Extracted information:
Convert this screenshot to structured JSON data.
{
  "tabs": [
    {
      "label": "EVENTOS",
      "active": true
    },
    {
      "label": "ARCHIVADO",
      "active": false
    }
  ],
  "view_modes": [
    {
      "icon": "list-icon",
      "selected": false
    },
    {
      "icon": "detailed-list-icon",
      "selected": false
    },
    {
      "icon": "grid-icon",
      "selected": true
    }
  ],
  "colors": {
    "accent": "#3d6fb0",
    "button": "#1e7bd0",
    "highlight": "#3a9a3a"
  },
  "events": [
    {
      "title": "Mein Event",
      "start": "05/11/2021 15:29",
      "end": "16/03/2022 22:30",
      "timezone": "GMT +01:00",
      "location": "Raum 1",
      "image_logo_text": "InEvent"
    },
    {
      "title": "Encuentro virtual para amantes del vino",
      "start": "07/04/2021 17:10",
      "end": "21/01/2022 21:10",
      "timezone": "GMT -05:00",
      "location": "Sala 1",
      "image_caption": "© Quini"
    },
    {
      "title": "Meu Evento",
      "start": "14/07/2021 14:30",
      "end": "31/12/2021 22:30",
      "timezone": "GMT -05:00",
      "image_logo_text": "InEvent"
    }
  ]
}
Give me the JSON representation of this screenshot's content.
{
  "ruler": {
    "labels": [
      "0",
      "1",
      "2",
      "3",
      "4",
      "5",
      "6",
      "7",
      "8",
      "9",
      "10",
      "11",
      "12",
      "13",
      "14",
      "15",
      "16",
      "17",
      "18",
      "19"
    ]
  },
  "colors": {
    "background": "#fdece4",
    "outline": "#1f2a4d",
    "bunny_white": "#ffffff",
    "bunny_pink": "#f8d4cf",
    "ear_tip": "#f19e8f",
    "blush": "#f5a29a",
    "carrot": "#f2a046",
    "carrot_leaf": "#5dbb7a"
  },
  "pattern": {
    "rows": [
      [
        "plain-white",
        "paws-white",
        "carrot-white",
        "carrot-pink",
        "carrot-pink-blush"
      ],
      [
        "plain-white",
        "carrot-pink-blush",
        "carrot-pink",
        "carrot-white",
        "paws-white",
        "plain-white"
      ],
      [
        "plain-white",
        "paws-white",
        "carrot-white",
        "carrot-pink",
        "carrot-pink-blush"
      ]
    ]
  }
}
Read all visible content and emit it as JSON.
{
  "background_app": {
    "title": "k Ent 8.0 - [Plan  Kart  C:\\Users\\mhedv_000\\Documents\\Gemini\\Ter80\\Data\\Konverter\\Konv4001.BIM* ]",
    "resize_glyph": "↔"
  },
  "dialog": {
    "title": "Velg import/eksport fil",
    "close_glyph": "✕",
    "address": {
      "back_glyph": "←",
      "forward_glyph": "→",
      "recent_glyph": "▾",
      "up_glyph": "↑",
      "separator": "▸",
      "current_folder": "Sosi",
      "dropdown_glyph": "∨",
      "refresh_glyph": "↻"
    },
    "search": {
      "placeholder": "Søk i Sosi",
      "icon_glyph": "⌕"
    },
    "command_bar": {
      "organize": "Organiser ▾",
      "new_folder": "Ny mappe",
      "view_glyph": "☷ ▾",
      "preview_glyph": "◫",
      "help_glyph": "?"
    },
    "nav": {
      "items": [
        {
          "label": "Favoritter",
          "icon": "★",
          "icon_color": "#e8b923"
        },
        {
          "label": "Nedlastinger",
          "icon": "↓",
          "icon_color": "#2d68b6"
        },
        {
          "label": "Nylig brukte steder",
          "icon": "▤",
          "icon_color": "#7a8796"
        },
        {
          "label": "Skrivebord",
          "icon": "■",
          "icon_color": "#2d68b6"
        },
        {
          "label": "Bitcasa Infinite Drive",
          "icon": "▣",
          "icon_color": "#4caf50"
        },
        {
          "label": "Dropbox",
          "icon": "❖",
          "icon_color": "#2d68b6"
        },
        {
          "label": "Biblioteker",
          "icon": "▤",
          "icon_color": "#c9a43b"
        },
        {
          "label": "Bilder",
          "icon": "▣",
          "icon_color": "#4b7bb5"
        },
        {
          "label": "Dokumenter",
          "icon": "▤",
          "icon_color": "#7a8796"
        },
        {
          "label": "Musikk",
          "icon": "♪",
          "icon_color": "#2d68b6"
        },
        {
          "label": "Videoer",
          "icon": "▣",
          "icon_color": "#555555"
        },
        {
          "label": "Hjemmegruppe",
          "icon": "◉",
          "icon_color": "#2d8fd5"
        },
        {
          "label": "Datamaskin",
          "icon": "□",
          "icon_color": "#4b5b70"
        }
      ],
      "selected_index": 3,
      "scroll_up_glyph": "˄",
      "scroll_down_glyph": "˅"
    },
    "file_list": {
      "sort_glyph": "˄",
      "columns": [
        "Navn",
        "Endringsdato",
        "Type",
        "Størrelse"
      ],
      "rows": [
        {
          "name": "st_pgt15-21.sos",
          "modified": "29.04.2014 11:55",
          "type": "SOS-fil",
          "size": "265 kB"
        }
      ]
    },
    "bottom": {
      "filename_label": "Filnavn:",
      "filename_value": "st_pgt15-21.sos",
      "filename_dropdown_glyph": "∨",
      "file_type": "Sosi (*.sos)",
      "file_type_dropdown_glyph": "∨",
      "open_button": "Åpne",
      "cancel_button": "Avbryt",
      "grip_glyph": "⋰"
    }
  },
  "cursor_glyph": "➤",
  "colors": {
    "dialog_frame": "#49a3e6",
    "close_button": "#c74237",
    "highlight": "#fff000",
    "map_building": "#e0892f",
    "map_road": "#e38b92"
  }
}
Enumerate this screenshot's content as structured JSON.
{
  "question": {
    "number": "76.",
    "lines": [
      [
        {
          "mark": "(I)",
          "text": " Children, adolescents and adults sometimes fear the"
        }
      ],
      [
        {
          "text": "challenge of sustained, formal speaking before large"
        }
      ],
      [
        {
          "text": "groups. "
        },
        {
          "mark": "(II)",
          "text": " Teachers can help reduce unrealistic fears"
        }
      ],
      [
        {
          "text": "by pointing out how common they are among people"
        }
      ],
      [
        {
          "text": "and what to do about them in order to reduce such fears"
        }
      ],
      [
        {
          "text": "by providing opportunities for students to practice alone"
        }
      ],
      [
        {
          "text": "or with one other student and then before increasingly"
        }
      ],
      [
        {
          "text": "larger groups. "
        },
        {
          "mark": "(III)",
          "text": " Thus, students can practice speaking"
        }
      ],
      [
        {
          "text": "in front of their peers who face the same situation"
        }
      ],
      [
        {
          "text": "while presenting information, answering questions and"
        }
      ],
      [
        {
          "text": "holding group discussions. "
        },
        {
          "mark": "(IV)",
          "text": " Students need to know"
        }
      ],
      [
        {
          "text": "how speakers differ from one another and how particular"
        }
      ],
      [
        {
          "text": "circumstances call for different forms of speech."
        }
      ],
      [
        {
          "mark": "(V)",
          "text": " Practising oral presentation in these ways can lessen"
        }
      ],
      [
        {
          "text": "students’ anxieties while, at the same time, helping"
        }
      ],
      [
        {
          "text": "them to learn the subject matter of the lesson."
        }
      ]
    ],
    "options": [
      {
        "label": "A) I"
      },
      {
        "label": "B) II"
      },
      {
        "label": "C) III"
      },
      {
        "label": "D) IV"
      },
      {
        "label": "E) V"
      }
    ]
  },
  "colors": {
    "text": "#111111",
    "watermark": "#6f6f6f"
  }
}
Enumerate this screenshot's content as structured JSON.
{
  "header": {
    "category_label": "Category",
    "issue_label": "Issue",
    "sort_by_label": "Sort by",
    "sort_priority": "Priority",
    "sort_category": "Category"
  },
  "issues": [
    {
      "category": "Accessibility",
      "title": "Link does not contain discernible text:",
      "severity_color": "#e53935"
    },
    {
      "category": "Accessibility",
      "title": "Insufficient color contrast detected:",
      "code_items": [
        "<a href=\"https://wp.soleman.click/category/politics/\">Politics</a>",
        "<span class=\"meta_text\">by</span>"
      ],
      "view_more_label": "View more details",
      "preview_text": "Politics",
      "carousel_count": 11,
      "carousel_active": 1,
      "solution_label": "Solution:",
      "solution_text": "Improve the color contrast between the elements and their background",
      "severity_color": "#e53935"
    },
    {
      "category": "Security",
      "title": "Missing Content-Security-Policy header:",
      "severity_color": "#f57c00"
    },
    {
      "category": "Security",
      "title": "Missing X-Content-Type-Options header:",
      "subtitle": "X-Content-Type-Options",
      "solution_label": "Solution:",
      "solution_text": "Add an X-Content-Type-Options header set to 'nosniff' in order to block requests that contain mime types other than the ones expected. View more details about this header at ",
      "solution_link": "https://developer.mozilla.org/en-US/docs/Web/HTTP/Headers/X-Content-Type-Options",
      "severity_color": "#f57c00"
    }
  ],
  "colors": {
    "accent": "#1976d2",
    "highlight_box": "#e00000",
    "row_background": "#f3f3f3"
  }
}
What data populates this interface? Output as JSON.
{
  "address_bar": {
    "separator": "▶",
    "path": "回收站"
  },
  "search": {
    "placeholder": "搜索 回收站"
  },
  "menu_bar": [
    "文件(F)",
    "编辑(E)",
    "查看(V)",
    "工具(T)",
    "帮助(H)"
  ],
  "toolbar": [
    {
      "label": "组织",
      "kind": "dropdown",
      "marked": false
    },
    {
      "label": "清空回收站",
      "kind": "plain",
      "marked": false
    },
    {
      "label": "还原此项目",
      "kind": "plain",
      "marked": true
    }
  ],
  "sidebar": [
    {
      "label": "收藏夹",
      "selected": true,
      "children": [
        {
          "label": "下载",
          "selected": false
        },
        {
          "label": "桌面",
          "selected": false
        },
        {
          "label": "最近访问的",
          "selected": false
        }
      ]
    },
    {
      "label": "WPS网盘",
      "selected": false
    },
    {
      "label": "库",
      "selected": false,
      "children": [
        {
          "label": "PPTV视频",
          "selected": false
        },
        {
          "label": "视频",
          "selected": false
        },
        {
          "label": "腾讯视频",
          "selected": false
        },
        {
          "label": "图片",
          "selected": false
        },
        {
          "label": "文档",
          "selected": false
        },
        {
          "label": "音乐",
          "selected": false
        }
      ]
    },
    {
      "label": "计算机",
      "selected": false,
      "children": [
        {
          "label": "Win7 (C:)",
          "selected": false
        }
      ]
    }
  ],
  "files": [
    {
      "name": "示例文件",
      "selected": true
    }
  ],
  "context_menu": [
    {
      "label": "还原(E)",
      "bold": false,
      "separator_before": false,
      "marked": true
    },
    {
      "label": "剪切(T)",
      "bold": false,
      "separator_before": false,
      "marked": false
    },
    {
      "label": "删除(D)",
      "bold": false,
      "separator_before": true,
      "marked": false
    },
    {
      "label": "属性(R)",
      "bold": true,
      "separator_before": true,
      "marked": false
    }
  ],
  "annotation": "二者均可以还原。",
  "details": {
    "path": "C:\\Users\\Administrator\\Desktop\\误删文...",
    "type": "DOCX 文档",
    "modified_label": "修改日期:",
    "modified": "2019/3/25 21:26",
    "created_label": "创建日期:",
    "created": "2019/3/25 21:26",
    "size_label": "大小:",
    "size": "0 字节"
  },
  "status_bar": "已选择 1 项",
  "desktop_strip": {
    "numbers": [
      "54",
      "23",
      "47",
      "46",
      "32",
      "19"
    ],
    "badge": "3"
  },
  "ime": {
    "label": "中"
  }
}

What this task involves: The string "while" may appear in lines of the listing above; tally those lines and give the number only.

Output for this task: 2